## Start Given records
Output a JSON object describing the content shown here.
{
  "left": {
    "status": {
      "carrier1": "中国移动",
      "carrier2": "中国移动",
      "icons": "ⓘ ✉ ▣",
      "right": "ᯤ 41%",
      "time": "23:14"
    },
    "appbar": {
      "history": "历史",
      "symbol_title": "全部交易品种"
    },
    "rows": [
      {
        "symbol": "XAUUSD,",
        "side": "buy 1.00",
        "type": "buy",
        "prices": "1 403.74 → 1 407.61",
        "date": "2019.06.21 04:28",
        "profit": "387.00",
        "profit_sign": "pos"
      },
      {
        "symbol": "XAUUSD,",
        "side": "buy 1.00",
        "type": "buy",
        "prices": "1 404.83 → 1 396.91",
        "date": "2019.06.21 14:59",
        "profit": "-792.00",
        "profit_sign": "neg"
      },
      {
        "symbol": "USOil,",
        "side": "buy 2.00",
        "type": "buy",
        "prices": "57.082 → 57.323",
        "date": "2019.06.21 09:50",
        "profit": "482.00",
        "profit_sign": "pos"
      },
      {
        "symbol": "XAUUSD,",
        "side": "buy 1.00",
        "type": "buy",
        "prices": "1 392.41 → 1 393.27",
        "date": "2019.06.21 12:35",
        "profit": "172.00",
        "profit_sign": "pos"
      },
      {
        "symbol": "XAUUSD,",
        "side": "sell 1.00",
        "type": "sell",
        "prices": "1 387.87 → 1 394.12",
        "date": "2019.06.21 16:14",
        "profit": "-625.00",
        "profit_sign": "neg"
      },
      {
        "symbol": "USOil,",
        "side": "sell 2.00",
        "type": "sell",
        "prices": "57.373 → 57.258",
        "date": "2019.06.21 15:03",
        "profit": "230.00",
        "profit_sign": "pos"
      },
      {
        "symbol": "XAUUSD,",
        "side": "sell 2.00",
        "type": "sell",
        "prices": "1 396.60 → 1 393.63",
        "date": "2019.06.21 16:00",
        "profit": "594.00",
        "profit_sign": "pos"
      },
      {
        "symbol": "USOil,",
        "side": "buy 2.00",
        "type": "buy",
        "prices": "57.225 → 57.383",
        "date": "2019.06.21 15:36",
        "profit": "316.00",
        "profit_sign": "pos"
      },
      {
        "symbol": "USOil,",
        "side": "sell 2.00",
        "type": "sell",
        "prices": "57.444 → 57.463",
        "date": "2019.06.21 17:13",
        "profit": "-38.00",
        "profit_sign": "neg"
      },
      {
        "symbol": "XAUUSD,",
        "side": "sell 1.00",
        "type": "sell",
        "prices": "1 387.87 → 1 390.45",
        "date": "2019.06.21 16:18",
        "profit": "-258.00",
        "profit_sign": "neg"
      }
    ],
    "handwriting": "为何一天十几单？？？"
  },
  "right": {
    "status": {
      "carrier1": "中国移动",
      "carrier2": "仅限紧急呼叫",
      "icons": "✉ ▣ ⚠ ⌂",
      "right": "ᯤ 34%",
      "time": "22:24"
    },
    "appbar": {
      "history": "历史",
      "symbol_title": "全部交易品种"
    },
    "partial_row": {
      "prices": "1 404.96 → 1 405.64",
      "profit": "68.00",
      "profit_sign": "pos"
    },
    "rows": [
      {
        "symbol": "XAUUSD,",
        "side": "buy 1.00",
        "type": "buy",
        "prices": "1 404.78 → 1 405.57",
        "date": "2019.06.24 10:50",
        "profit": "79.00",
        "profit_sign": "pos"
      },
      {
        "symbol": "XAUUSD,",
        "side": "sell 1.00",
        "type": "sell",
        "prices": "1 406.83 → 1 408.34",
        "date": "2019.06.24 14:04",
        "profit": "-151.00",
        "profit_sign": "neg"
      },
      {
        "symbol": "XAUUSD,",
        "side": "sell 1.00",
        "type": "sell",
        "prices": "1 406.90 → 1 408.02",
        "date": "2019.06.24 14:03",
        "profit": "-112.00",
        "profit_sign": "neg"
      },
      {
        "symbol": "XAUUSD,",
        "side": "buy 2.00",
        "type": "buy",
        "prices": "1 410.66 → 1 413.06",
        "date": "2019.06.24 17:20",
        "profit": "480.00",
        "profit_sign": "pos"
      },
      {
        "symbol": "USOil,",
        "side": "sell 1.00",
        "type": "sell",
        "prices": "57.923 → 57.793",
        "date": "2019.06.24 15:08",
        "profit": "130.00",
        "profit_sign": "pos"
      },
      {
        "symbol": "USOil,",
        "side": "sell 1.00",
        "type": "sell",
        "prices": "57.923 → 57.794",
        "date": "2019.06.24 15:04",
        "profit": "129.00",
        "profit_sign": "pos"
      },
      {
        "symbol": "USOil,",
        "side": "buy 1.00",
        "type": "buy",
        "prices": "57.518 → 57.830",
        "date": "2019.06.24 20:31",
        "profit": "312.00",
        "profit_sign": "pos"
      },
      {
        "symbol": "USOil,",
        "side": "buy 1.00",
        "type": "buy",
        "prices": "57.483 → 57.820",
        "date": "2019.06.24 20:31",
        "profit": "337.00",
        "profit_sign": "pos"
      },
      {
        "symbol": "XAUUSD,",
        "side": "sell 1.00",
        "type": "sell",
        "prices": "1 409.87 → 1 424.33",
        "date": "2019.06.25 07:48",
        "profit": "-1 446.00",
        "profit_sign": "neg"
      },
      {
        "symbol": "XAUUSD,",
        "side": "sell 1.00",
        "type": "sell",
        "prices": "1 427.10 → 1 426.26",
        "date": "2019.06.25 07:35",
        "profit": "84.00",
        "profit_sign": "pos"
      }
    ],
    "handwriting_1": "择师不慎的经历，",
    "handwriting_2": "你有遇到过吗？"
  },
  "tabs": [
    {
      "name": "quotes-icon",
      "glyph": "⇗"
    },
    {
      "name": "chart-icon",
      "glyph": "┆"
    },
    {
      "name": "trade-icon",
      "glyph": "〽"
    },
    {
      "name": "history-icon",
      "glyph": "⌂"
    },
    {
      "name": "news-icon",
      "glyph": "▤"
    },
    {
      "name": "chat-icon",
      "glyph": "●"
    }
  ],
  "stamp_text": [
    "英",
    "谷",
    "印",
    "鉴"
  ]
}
## End Given records
[Exercise requirements] Return the entries above exactly as they appear.

[Result]
Output a JSON object describing the content shown here.
{
  "left": {
    "status": {
      "carrier1": "中国移动",
      "carrier2": "中国移动",
      "icons": "ⓘ ✉ ▣",
      "right": "ᯤ 41%",
      "time": "23:14"
    },
    "appbar": {
      "history": "历史",
      "symbol_title": "全部交易品种"
    },
    "rows": [
      {
        "symbol": "XAUUSD,",
        "side": "buy 1.00",
        "type": "buy",
        "prices": "1 403.74 → 1 407.61",
        "date": "2019.06.21 04:28",
        "profit": "387.00",
        "profit_sign": "pos"
      },
      {
        "symbol": "XAUUSD,",
        "side": "buy 1.00",
        "type": "buy",
        "prices": "1 404.83 → 1 396.91",
        "date": "2019.06.21 14:59",
        "profit": "-792.00",
        "profit_sign": "neg"
      },
      {
        "symbol": "USOil,",
        "side": "buy 2.00",
        "type": "buy",
        "prices": "57.082 → 57.323",
        "date": "2019.06.21 09:50",
        "profit": "482.00",
        "profit_sign": "pos"
      },
      {
        "symbol": "XAUUSD,",
        "side": "buy 1.00",
        "type": "buy",
        "prices": "1 392.41 → 1 393.27",
        "date": "2019.06.21 12:35",
        "profit": "172.00",
        "profit_sign": "pos"
      },
      {
        "symbol": "XAUUSD,",
        "side": "sell 1.00",
        "type": "sell",
        "prices": "1 387.87 → 1 394.12",
        "date": "2019.06.21 16:14",
        "profit": "-625.00",
        "profit_sign": "neg"
      },
      {
        "symbol": "USOil,",
        "side": "sell 2.00",
        "type": "sell",
        "prices": "57.373 → 57.258",
        "date": "2019.06.21 15:03",
        "profit": "230.00",
        "profit_sign": "pos"
      },
      {
        "symbol": "XAUUSD,",
        "side": "sell 2.00",
        "type": "sell",
        "prices": "1 396.60 → 1 393.63",
        "date": "2019.06.21 16:00",
        "profit": "594.00",
        "profit_sign": "pos"
      },
      {
        "symbol": "USOil,",
        "side": "buy 2.00",
        "type": "buy",
        "prices": "57.225 → 57.383",
        "date": "2019.06.21 15:36",
        "profit": "316.00",
        "profit_sign": "pos"
      },
      {
        "symbol": "USOil,",
        "side": "sell 2.00",
        "type": "sell",
        "prices": "57.444 → 57.463",
        "date": "2019.06.21 17:13",
        "profit": "-38.00",
        "profit_sign": "neg"
      },
      {
        "symbol": "XAUUSD,",
        "side": "sell 1.00",
        "type": "sell",
        "prices": "1 387.87 → 1 390.45",
        "date": "2019.06.21 16:18",
        "profit": "-258.00",
        "profit_sign": "neg"
      }
    ],
    "handwriting": "为何一天十几单？？？"
  },
  "right": {
    "status": {
      "carrier1": "中国移动",
      "carrier2": "仅限紧急呼叫",
      "icons": "✉ ▣ ⚠ ⌂",
      "right": "ᯤ 34%",
      "time": "22:24"
    },
    "appbar": {
      "history": "历史",
      "symbol_title": "全部交易品种"
    },
    "partial_row": {
      "prices": "1 404.96 → 1 405.64",
      "profit": "68.00",
      "profit_sign": "pos"
    },
    "rows": [
      {
        "symbol": "XAUUSD,",
        "side": "buy 1.00",
        "type": "buy",
        "prices": "1 404.78 → 1 405.57",
        "date": "2019.06.24 10:50",
        "profit": "79.00",
        "profit_sign": "pos"
      },
      {
        "symbol": "XAUUSD,",
        "side": "sell 1.00",
        "type": "sell",
        "prices": "1 406.83 → 1 408.34",
        "date": "2019.06.24 14:04",
        "profit": "-151.00",
        "profit_sign": "neg"
      },
      {
        "symbol": "XAUUSD,",
        "side": "sell 1.00",
        "type": "sell",
        "prices": "1 406.90 → 1 408.02",
        "date": "2019.06.24 14:03",
        "profit": "-112.00",
        "profit_sign": "neg"
      },
      {
        "symbol": "XAUUSD,",
        "side": "buy 2.00",
        "type": "buy",
        "prices": "1 410.66 → 1 413.06",
        "date": "2019.06.24 17:20",
        "profit": "480.00",
        "profit_sign": "pos"
      },
      {
        "symbol": "USOil,",
        "side": "sell 1.00",
        "type": "sell",
        "prices": "57.923 → 57.793",
        "date": "2019.06.24 15:08",
        "profit": "130.00",
        "profit_sign": "pos"
      },
      {
        "symbol": "USOil,",
        "side": "sell 1.00",
        "type": "sell",
        "prices": "57.923 → 57.794",
        "date": "2019.06.24 15:04",
        "profit": "129.00",
        "profit_sign": "pos"
      },
      {
        "symbol": "USOil,",
        "side": "buy 1.00",
        "type": "buy",
        "prices": "57.518 → 57.830",
        "date": "2019.06.24 20:31",
        "profit": "312.00",
        "profit_sign": "pos"
      },
      {
        "symbol": "USOil,",
        "side": "buy 1.00",
        "type": "buy",
        "prices": "57.483 → 57.820",
        "date": "2019.06.24 20:31",
        "profit": "337.00",
        "profit_sign": "pos"
      },
      {
        "symbol": "XAUUSD,",
        "side": "sell 1.00",
        "type": "sell",
        "prices": "1 409.87 → 1 424.33",
        "date": "2019.06.25 07:48",
        "profit": "-1 446.00",
        "profit_sign": "neg"
      },
      {
        "symbol": "XAUUSD,",
        "side": "sell 1.00",
        "type": "sell",
        "prices": "1 427.10 → 1 426.26",
        "date": "2019.06.25 07:35",
        "profit": "84.00",
        "profit_sign": "pos"
      }
    ],
    "handwriting_1": "择师不慎的经历，",
    "handwriting_2": "你有遇到过吗？"
  },
  "tabs": [
    {
      "name": "quotes-icon",
      "glyph": "⇗"
    },
    {
      "name": "chart-icon",
      "glyph": "┆"
    },
    {
      "name": "trade-icon",
      "glyph": "〽"
    },
    {
      "name": "history-icon",
      "glyph": "⌂"
    },
    {
      "name": "news-icon",
      "glyph": "▤"
    },
    {
      "name": "chat-icon",
      "glyph": "●"
    }
  ],
  "stamp_text": [
    "英",
    "谷",
    "印",
    "鉴"
  ]
}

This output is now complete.